| Entries from a dataset |
===============

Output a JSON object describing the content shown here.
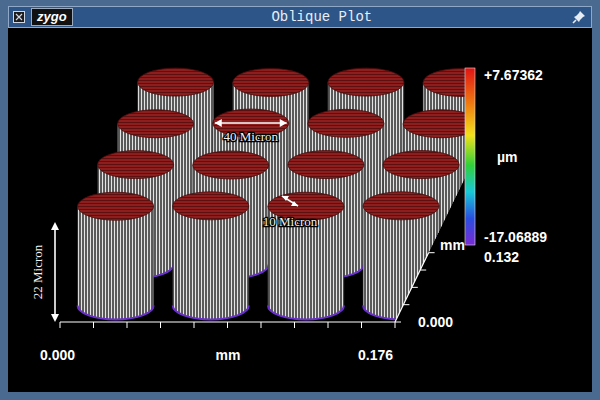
{
  "window": {
    "title": "Oblique Plot",
    "logo": "zygo"
  },
  "color_scale": {
    "max": "+7.67362",
    "unit": "µm",
    "min": "-17.06889"
  },
  "depth_axis": {
    "label": "mm",
    "max": "0.132",
    "min": "0.000"
  },
  "x_axis": {
    "label": "mm",
    "min": "0.000",
    "max": "0.176"
  },
  "annotations": [
    {
      "text": "40 Micron",
      "kind": "horizontal"
    },
    {
      "text": "10 Micron",
      "kind": "diagonal"
    },
    {
      "text": "22 Micron",
      "kind": "vertical"
    }
  ],
  "surface": {
    "floor_um": -17.06889,
    "pillar_tops_um": [
      [
        7.6,
        7.5,
        7.6,
        7.5
      ],
      [
        7.5,
        7.67,
        7.6,
        7.5
      ],
      [
        7.6,
        7.5,
        7.6,
        7.6
      ],
      [
        7.5,
        7.6,
        7.5,
        7.6
      ]
    ]
  }
}
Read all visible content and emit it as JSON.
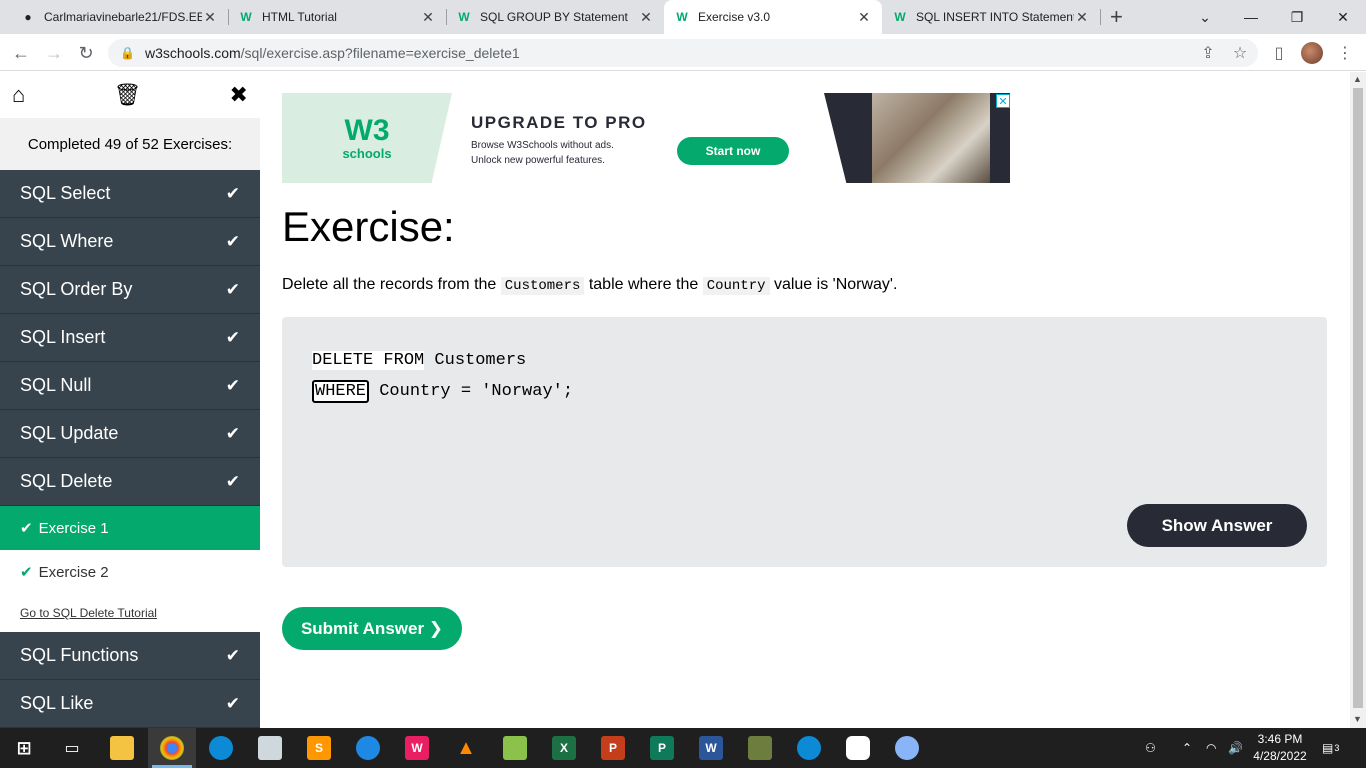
{
  "browser": {
    "tabs": [
      {
        "title": "Carlmariavinebarle21/FDS.EE",
        "favicon": "github-icon"
      },
      {
        "title": "HTML Tutorial",
        "favicon": "w3schools-icon"
      },
      {
        "title": "SQL GROUP BY Statement",
        "favicon": "w3schools-icon"
      },
      {
        "title": "Exercise v3.0",
        "favicon": "w3schools-icon",
        "active": true
      },
      {
        "title": "SQL INSERT INTO Statement",
        "favicon": "w3schools-icon"
      }
    ],
    "url_host": "w3schools.com",
    "url_path": "/sql/exercise.asp?filename=exercise_delete1"
  },
  "sidebar": {
    "progress_text": "Completed 49 of 52 Exercises:",
    "items_top": [
      {
        "label": "SQL Select",
        "done": true
      },
      {
        "label": "SQL Where",
        "done": true
      },
      {
        "label": "SQL Order By",
        "done": true
      },
      {
        "label": "SQL Insert",
        "done": true
      },
      {
        "label": "SQL Null",
        "done": true
      },
      {
        "label": "SQL Update",
        "done": true
      },
      {
        "label": "SQL Delete",
        "done": true
      }
    ],
    "sub_items": [
      {
        "label": "Exercise 1",
        "active": true
      },
      {
        "label": "Exercise 2",
        "active": false
      }
    ],
    "tutorial_link": "Go to SQL Delete Tutorial",
    "items_bottom": [
      {
        "label": "SQL Functions",
        "done": true
      },
      {
        "label": "SQL Like",
        "done": true
      }
    ]
  },
  "ad": {
    "logo_text": "W3",
    "logo_sub": "schools",
    "title": "UPGRADE TO PRO",
    "line1": "Browse W3Schools without ads.",
    "line2": "Unlock new powerful features.",
    "button": "Start now"
  },
  "exercise": {
    "heading": "Exercise:",
    "desc_part1": "Delete all the records from the ",
    "desc_code1": "Customers",
    "desc_part2": " table where the ",
    "desc_code2": "Country",
    "desc_part3": " value is 'Norway'.",
    "code_line1_kw": "DELETE FROM",
    "code_line1_rest": " Customers",
    "code_line2_input": "WHERE",
    "code_line2_rest": " Country = 'Norway';",
    "show_answer": "Show Answer",
    "submit": "Submit Answer ❯"
  },
  "taskbar": {
    "time": "3:46 PM",
    "date": "4/28/2022",
    "notifications": "3"
  },
  "colors": {
    "accent_green": "#04aa6d",
    "sidebar_dark": "#38444d",
    "button_dark": "#282a35"
  }
}
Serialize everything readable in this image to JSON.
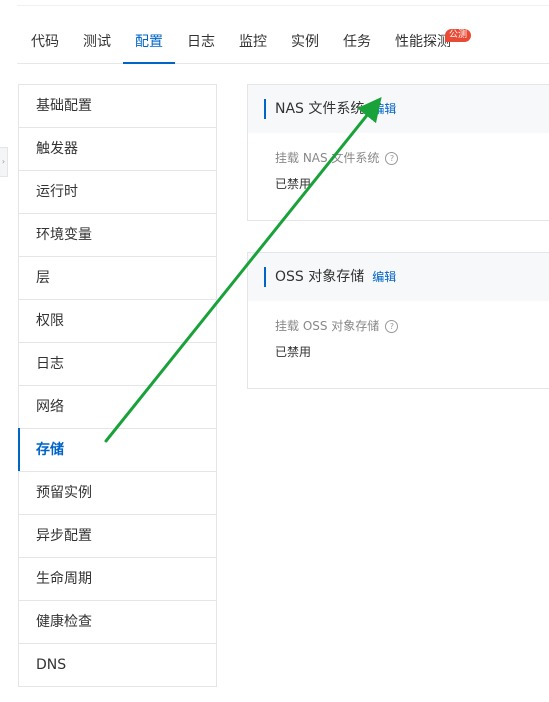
{
  "tabs": [
    {
      "label": "代码"
    },
    {
      "label": "测试"
    },
    {
      "label": "配置"
    },
    {
      "label": "日志"
    },
    {
      "label": "监控"
    },
    {
      "label": "实例"
    },
    {
      "label": "任务"
    },
    {
      "label": "性能探测",
      "badge": "公测"
    }
  ],
  "active_tab": "配置",
  "sidebar": {
    "items": [
      {
        "label": "基础配置"
      },
      {
        "label": "触发器"
      },
      {
        "label": "运行时"
      },
      {
        "label": "环境变量"
      },
      {
        "label": "层"
      },
      {
        "label": "权限"
      },
      {
        "label": "日志"
      },
      {
        "label": "网络"
      },
      {
        "label": "存储"
      },
      {
        "label": "预留实例"
      },
      {
        "label": "异步配置"
      },
      {
        "label": "生命周期"
      },
      {
        "label": "健康检查"
      },
      {
        "label": "DNS"
      }
    ],
    "active_item": "存储"
  },
  "nas": {
    "title": "NAS 文件系统",
    "edit": "编辑",
    "field_label": "挂载 NAS 文件系统",
    "help": "?",
    "value": "已禁用"
  },
  "oss": {
    "title": "OSS 对象存储",
    "edit": "编辑",
    "field_label": "挂载 OSS 对象存储",
    "help": "?",
    "value": "已禁用"
  },
  "colors": {
    "accent": "#0064c8",
    "badge": "#e84a35",
    "annotation_arrow": "#1aa23a"
  },
  "icons": {
    "help": "question-circle-icon",
    "collapse": "chevron-right-icon",
    "annotation": "arrow-annotation"
  }
}
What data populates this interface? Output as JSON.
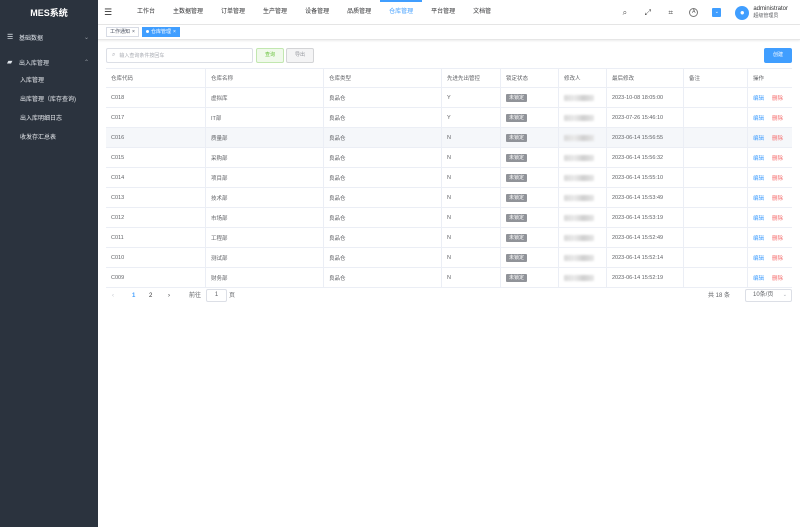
{
  "sidebar": {
    "logo": "MES系统",
    "groups": [
      {
        "label": "基础数据",
        "icon": "list-icon"
      },
      {
        "label": "出入库管理",
        "icon": "folder-icon"
      }
    ],
    "sub_items": [
      "入库管理",
      "出库管理（库存查询)",
      "出入库明细日志",
      "收发存汇总表"
    ]
  },
  "topbar": {
    "nav": [
      "工作台",
      "主数据管理",
      "订单管理",
      "生产管理",
      "设备管理",
      "品质管理",
      "仓库管理",
      "平台管理",
      "文档管"
    ],
    "active_nav": "仓库管理",
    "user_name": "administrator",
    "user_role": "超级管理员"
  },
  "tags": [
    {
      "label": "工作通知",
      "active": false
    },
    {
      "label": "仓库管理",
      "active": true
    }
  ],
  "search": {
    "placeholder": "输入查询条件按回车",
    "query_label": "查询",
    "export_label": "导出",
    "create_label": "创建"
  },
  "table": {
    "columns": [
      "仓库代码",
      "仓库名称",
      "仓库类型",
      "先进先出管控",
      "锁定状态",
      "修改人",
      "最后修改",
      "备注",
      "操作"
    ],
    "edit_label": "编辑",
    "delete_label": "删除",
    "rows": [
      {
        "code": "C018",
        "name": "虚拟库",
        "type": "良品仓",
        "fifo": "Y",
        "lock": "未锁定",
        "time": "2023-10-08 18:05:00",
        "remark": ""
      },
      {
        "code": "C017",
        "name": "IT部",
        "type": "良品仓",
        "fifo": "Y",
        "lock": "未锁定",
        "time": "2023-07-26 15:46:10",
        "remark": ""
      },
      {
        "code": "C016",
        "name": "质量部",
        "type": "良品仓",
        "fifo": "N",
        "lock": "未锁定",
        "time": "2023-06-14 15:56:55",
        "remark": ""
      },
      {
        "code": "C015",
        "name": "采购部",
        "type": "良品仓",
        "fifo": "N",
        "lock": "未锁定",
        "time": "2023-06-14 15:56:32",
        "remark": ""
      },
      {
        "code": "C014",
        "name": "项目部",
        "type": "良品仓",
        "fifo": "N",
        "lock": "未锁定",
        "time": "2023-06-14 15:55:10",
        "remark": ""
      },
      {
        "code": "C013",
        "name": "技术部",
        "type": "良品仓",
        "fifo": "N",
        "lock": "未锁定",
        "time": "2023-06-14 15:53:49",
        "remark": ""
      },
      {
        "code": "C012",
        "name": "市场部",
        "type": "良品仓",
        "fifo": "N",
        "lock": "未锁定",
        "time": "2023-06-14 15:53:19",
        "remark": ""
      },
      {
        "code": "C011",
        "name": "工程部",
        "type": "良品仓",
        "fifo": "N",
        "lock": "未锁定",
        "time": "2023-06-14 15:52:49",
        "remark": ""
      },
      {
        "code": "C010",
        "name": "测试部",
        "type": "良品仓",
        "fifo": "N",
        "lock": "未锁定",
        "time": "2023-06-14 15:52:14",
        "remark": ""
      },
      {
        "code": "C009",
        "name": "财务部",
        "type": "良品仓",
        "fifo": "N",
        "lock": "未锁定",
        "time": "2023-06-14 15:52:19",
        "remark": ""
      }
    ]
  },
  "pagination": {
    "pages": [
      "1",
      "2"
    ],
    "current": "1",
    "goto_label": "前往",
    "goto_value": "1",
    "page_suffix": "页",
    "total": "共 18 条",
    "page_size": "10条/页"
  },
  "colors": {
    "sidebar_bg": "#2b333e",
    "accent": "#409eff",
    "danger": "#f56c6c",
    "success": "#67c23a"
  }
}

===============

| TASK PROMPT |
Filter the entries above down to the lines containing the word "title".

| FULL OUTPUT |
    "title": "Oblique Plot",
        "title": "Carlmariavinebarle21/FDS.EE",
        "title": "HTML Tutorial",
        "title": "SQL GROUP BY Statement",
        "title": "Exercise v3.0",
        "title": "SQL INSERT INTO Statement",
    "title": "UPGRADE TO PRO",
    "title": "NAS 文件系统",
    "title": "OSS 对象存储",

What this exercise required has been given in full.